* begin TEXT *

Now, years ago that was a crazy radical thought. Now, it's a trillion dollar industry. It's completely mainstream, and everyone knows what this thing is. But back then, it was really really new. In many ways, Acumen was the pioneer of that space. It's ushered in this new sector. Over that time, I think we've impacted almost half a billion people through the companies that we've invested in: more than 74 companies, more than 150 million in philanthropic capital, and now raising other types of capital for other types of funds as well.
But at the very beginning, in the early days, if the mission was to change the way the world tackled poverty, it was this realization that capital alone would be insufficient. You could put all the money in the world in some model, and it still wouldn't crank out a solution that would really solve it. Like most things, it's a people problem, and it really starts with the individuals with the leadership in place to both have the courage to start these models and then have the committee around them to sustain them and to build them into something more. That's where Acumen Academy, which is the part of the work that I spend most of my time, is situated.

* end TEXT *

[PROBLEM A]:
Quote the records verbatim from their first line through the line holding "bar — [511, 110, 520, 408]", both ends included.
The records below are unrelated to the text.

* begin RECORDS FOR THE TASK *

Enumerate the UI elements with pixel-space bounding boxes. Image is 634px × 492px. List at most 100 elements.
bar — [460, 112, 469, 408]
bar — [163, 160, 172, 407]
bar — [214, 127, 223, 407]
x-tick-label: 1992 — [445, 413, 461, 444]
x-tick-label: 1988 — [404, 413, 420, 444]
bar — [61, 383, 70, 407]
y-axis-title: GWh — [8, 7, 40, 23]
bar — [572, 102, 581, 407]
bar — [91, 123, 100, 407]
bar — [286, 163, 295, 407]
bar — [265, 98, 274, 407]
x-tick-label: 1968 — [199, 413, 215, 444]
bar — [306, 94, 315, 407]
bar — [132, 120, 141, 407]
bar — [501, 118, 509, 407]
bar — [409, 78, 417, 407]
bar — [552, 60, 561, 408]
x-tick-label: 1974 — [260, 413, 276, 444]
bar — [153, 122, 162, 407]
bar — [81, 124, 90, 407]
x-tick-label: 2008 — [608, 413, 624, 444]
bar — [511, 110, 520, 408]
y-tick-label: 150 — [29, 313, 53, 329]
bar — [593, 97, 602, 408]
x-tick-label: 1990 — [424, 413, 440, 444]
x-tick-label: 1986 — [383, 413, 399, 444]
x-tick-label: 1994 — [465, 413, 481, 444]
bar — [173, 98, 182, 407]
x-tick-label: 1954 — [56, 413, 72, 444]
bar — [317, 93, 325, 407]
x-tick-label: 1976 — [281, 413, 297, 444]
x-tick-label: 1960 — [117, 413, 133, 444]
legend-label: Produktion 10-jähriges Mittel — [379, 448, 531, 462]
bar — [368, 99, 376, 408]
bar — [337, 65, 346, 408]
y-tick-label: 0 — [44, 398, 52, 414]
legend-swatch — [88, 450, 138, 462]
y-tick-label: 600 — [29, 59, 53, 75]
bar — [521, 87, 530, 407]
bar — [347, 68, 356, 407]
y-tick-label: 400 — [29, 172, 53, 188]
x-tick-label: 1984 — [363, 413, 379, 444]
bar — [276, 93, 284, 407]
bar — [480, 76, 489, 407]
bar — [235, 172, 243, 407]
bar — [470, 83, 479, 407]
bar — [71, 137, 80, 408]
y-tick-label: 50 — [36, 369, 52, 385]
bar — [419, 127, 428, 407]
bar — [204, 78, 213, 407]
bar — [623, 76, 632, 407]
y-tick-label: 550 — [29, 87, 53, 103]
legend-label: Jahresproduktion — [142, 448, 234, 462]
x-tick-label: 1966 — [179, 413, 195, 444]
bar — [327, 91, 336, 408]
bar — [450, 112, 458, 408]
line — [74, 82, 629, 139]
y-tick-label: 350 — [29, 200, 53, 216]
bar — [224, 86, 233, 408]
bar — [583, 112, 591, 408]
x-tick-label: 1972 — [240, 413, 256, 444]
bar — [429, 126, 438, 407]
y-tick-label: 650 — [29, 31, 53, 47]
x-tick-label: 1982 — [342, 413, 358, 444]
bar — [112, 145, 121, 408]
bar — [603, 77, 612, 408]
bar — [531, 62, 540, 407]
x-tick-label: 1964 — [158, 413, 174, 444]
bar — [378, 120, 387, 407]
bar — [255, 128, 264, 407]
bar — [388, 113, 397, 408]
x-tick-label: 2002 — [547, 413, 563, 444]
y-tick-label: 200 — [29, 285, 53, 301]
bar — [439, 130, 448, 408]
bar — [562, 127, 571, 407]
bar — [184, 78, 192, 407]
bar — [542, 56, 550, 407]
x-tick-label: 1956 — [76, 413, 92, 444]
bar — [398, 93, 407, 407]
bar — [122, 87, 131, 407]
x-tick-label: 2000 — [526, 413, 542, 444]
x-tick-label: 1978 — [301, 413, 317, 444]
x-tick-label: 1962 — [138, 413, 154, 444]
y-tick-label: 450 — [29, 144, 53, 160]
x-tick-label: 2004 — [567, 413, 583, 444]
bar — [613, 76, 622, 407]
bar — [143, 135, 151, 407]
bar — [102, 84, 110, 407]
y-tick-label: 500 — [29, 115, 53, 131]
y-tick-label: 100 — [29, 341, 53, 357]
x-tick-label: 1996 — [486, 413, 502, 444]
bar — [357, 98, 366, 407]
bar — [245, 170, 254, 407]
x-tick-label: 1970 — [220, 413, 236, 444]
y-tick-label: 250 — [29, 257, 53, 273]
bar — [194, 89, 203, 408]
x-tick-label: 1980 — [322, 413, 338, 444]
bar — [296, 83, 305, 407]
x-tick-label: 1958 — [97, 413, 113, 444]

* end RECORDS FOR THE TASK *

[PROBLEM B]:
According to the text, into how many companies has Acumen invested?

[WRITTEN ANSWER A]:
Enumerate the UI elements with pixel-space bounding boxes. Image is 634px × 492px. List at most 100 elements.
bar — [460, 112, 469, 408]
bar — [163, 160, 172, 407]
bar — [214, 127, 223, 407]
x-tick-label: 1992 — [445, 413, 461, 444]
x-tick-label: 1988 — [404, 413, 420, 444]
bar — [61, 383, 70, 407]
y-axis-title: GWh — [8, 7, 40, 23]
bar — [572, 102, 581, 407]
bar — [91, 123, 100, 407]
bar — [286, 163, 295, 407]
bar — [265, 98, 274, 407]
x-tick-label: 1968 — [199, 413, 215, 444]
bar — [306, 94, 315, 407]
bar — [132, 120, 141, 407]
bar — [501, 118, 509, 407]
bar — [409, 78, 417, 407]
bar — [552, 60, 561, 408]
x-tick-label: 1974 — [260, 413, 276, 444]
bar — [153, 122, 162, 407]
bar — [81, 124, 90, 407]
x-tick-label: 2008 — [608, 413, 624, 444]
bar — [511, 110, 520, 408]

[WRITTEN ANSWER B]:
More than 74 companies.